OBJECTIVE — Repeat each line of the material below exactly as it appears, minus any pictures.
━━ LISTED ENTRIES
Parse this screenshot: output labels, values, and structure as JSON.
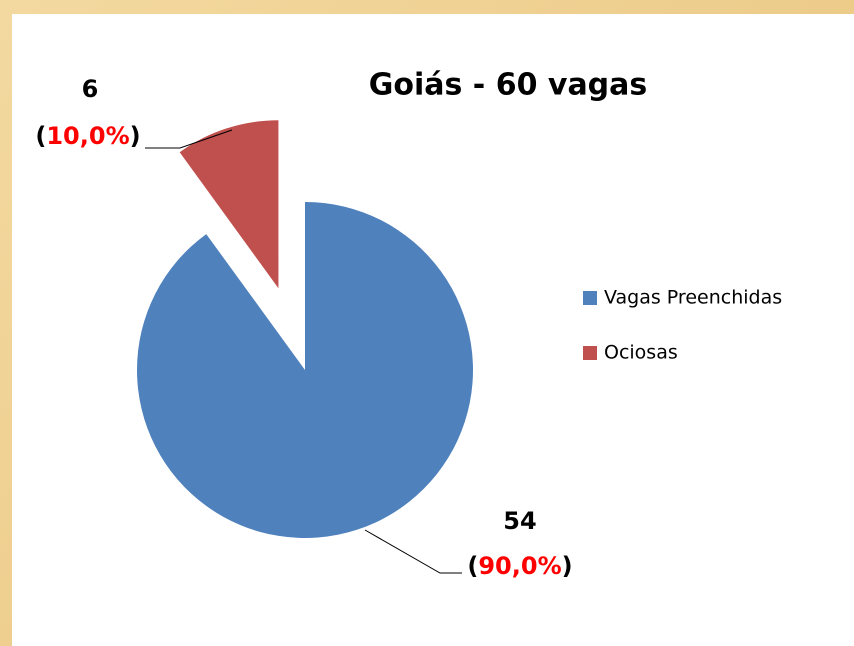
{
  "chart_data": {
    "type": "pie",
    "title": "Goiás - 60 vagas",
    "categories": [
      "Vagas Preenchidas",
      "Ociosas"
    ],
    "values": [
      54,
      6
    ],
    "value_labels": [
      "54",
      "6"
    ],
    "percent_labels": [
      "(90,0%)",
      "(10,0%)"
    ],
    "colors": [
      "#4f81bd",
      "#c0504d"
    ],
    "exploded": [
      false,
      true
    ],
    "legend": "right"
  }
}
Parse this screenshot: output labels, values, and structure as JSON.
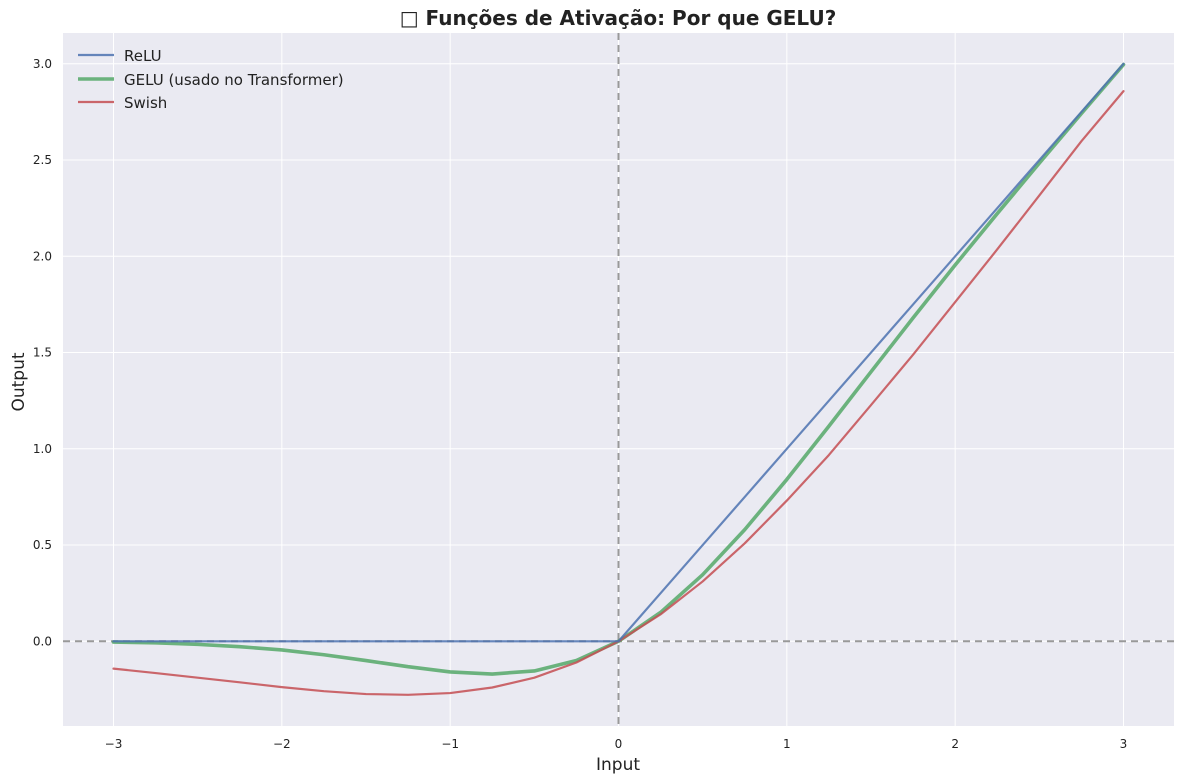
{
  "chart_data": {
    "type": "line",
    "title": "□ Funções de Ativação: Por que GELU?",
    "xlabel": "Input",
    "ylabel": "Output",
    "xlim": [
      -3.3,
      3.3
    ],
    "ylim": [
      -0.44,
      3.16
    ],
    "xticks": [
      -3,
      -2,
      -1,
      0,
      1,
      2,
      3
    ],
    "xtick_labels": [
      "−3",
      "−2",
      "−1",
      "0",
      "1",
      "2",
      "3"
    ],
    "yticks": [
      0.0,
      0.5,
      1.0,
      1.5,
      2.0,
      2.5,
      3.0
    ],
    "ytick_labels": [
      "0.0",
      "0.5",
      "1.0",
      "1.5",
      "2.0",
      "2.5",
      "3.0"
    ],
    "grid": true,
    "legend_position": "top-left",
    "background_color": "#eaeaf2",
    "reference_lines": [
      {
        "axis": "y",
        "value": 0,
        "style": "dashed",
        "color": "#999999"
      },
      {
        "axis": "x",
        "value": 0,
        "style": "dashed",
        "color": "#999999"
      }
    ],
    "x": [
      -3.0,
      -2.75,
      -2.5,
      -2.25,
      -2.0,
      -1.75,
      -1.5,
      -1.25,
      -1.0,
      -0.75,
      -0.5,
      -0.25,
      0.0,
      0.25,
      0.5,
      0.75,
      1.0,
      1.25,
      1.5,
      1.75,
      2.0,
      2.25,
      2.5,
      2.75,
      3.0
    ],
    "series": [
      {
        "name": "ReLU",
        "color": "#4c72b0",
        "width": 2.2,
        "values": [
          0,
          0,
          0,
          0,
          0,
          0,
          0,
          0,
          0,
          0,
          0,
          0,
          0,
          0.25,
          0.5,
          0.75,
          1.0,
          1.25,
          1.5,
          1.75,
          2.0,
          2.25,
          2.5,
          2.75,
          3.0
        ]
      },
      {
        "name": "GELU (usado no Transformer)",
        "color": "#55a868",
        "width": 3.6,
        "values": [
          -0.004,
          -0.008,
          -0.016,
          -0.028,
          -0.045,
          -0.07,
          -0.1,
          -0.132,
          -0.159,
          -0.17,
          -0.154,
          -0.1,
          0.0,
          0.15,
          0.346,
          0.58,
          0.841,
          1.118,
          1.4,
          1.68,
          1.955,
          2.222,
          2.484,
          2.742,
          2.996
        ]
      },
      {
        "name": "Swish",
        "color": "#c44e52",
        "width": 2.2,
        "values": [
          -0.142,
          -0.165,
          -0.189,
          -0.213,
          -0.238,
          -0.259,
          -0.274,
          -0.278,
          -0.269,
          -0.24,
          -0.189,
          -0.11,
          0.0,
          0.14,
          0.311,
          0.509,
          0.731,
          0.968,
          1.227,
          1.489,
          1.762,
          2.036,
          2.316,
          2.598,
          2.858
        ]
      }
    ]
  }
}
━━━━
FINAL ANSWER —
Parse this screenshot: output labels, values, and structure as JSON.
{
  "chart_data": {
    "type": "pie",
    "title": "Goiás - 60 vagas",
    "categories": [
      "Vagas Preenchidas",
      "Ociosas"
    ],
    "values": [
      54,
      6
    ],
    "value_labels": [
      "54",
      "6"
    ],
    "percent_labels": [
      "(90,0%)",
      "(10,0%)"
    ],
    "colors": [
      "#4f81bd",
      "#c0504d"
    ],
    "exploded": [
      false,
      true
    ],
    "legend": "right"
  }
}
Parse this screenshot: output labels, values, and structure as JSON.
{
  "chart_data": {
    "type": "line",
    "title": "□ Funções de Ativação: Por que GELU?",
    "xlabel": "Input",
    "ylabel": "Output",
    "xlim": [
      -3.3,
      3.3
    ],
    "ylim": [
      -0.44,
      3.16
    ],
    "xticks": [
      -3,
      -2,
      -1,
      0,
      1,
      2,
      3
    ],
    "xtick_labels": [
      "−3",
      "−2",
      "−1",
      "0",
      "1",
      "2",
      "3"
    ],
    "yticks": [
      0.0,
      0.5,
      1.0,
      1.5,
      2.0,
      2.5,
      3.0
    ],
    "ytick_labels": [
      "0.0",
      "0.5",
      "1.0",
      "1.5",
      "2.0",
      "2.5",
      "3.0"
    ],
    "grid": true,
    "legend_position": "top-left",
    "background_color": "#eaeaf2",
    "reference_lines": [
      {
        "axis": "y",
        "value": 0,
        "style": "dashed",
        "color": "#999999"
      },
      {
        "axis": "x",
        "value": 0,
        "style": "dashed",
        "color": "#999999"
      }
    ],
    "x": [
      -3.0,
      -2.75,
      -2.5,
      -2.25,
      -2.0,
      -1.75,
      -1.5,
      -1.25,
      -1.0,
      -0.75,
      -0.5,
      -0.25,
      0.0,
      0.25,
      0.5,
      0.75,
      1.0,
      1.25,
      1.5,
      1.75,
      2.0,
      2.25,
      2.5,
      2.75,
      3.0
    ],
    "series": [
      {
        "name": "ReLU",
        "color": "#4c72b0",
        "width": 2.2,
        "values": [
          0,
          0,
          0,
          0,
          0,
          0,
          0,
          0,
          0,
          0,
          0,
          0,
          0,
          0.25,
          0.5,
          0.75,
          1.0,
          1.25,
          1.5,
          1.75,
          2.0,
          2.25,
          2.5,
          2.75,
          3.0
        ]
      },
      {
        "name": "GELU (usado no Transformer)",
        "color": "#55a868",
        "width": 3.6,
        "values": [
          -0.004,
          -0.008,
          -0.016,
          -0.028,
          -0.045,
          -0.07,
          -0.1,
          -0.132,
          -0.159,
          -0.17,
          -0.154,
          -0.1,
          0.0,
          0.15,
          0.346,
          0.58,
          0.841,
          1.118,
          1.4,
          1.68,
          1.955,
          2.222,
          2.484,
          2.742,
          2.996
        ]
      },
      {
        "name": "Swish",
        "color": "#c44e52",
        "width": 2.2,
        "values": [
          -0.142,
          -0.165,
          -0.189,
          -0.213,
          -0.238,
          -0.259,
          -0.274,
          -0.278,
          -0.269,
          -0.24,
          -0.189,
          -0.11,
          0.0,
          0.14,
          0.311,
          0.509,
          0.731,
          0.968,
          1.227,
          1.489,
          1.762,
          2.036,
          2.316,
          2.598,
          2.858
        ]
      }
    ]
  }
}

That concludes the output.